What is being asked → Each line that holds the word "color" should be returned.

Listing →
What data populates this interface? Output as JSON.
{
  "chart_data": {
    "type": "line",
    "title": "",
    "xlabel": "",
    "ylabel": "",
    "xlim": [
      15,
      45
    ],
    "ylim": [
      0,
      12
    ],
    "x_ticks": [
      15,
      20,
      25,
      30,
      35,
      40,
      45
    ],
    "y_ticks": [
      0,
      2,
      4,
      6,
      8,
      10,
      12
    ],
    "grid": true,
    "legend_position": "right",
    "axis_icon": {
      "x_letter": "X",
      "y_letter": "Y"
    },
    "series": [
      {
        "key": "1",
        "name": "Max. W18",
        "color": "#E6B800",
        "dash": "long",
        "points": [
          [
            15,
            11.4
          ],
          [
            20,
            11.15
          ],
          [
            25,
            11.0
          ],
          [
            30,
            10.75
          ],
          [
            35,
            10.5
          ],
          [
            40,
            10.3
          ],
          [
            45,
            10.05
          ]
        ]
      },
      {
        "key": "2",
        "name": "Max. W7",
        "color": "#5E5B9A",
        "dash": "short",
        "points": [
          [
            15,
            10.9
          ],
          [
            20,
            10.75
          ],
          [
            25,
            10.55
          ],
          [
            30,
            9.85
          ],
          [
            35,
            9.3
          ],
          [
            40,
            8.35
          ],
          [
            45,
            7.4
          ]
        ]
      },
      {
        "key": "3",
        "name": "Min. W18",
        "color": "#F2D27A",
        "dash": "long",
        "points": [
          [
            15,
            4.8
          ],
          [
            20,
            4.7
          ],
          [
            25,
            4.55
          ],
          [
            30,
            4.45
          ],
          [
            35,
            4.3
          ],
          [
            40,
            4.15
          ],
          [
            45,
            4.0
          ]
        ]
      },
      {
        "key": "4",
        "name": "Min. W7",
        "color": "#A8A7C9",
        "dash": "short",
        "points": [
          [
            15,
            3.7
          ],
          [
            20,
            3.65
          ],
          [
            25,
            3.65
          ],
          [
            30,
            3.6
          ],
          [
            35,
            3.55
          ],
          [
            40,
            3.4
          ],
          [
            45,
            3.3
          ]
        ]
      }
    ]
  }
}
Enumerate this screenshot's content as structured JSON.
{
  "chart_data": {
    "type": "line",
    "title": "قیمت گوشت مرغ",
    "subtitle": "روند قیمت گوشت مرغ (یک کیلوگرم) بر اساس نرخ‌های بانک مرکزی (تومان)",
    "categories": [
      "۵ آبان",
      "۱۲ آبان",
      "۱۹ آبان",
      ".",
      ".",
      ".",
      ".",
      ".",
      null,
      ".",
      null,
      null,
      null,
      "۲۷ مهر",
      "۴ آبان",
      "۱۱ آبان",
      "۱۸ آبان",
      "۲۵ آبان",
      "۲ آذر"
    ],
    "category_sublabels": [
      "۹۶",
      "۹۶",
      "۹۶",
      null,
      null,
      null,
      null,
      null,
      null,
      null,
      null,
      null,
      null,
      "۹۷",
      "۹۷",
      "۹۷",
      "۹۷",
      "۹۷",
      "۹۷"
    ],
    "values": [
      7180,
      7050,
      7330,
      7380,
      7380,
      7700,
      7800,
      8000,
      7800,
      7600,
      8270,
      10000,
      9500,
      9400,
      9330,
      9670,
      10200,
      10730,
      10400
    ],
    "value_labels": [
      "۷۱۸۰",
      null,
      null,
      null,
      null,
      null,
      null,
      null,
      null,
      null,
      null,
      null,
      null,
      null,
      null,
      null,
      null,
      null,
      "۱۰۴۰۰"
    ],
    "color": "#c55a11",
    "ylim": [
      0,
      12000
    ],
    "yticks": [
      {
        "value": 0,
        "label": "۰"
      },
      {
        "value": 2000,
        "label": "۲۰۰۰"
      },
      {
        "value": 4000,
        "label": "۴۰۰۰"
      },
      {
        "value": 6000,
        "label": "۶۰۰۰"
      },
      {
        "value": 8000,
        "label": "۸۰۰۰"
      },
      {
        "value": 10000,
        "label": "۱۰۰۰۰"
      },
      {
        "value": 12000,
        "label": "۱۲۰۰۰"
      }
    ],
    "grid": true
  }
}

Result of the exercise →
        "color": "#E6B800",
        "color": "#5E5B9A",
        "color": "#F2D27A",
        "color": "#A8A7C9",
    "color": "#c55a11",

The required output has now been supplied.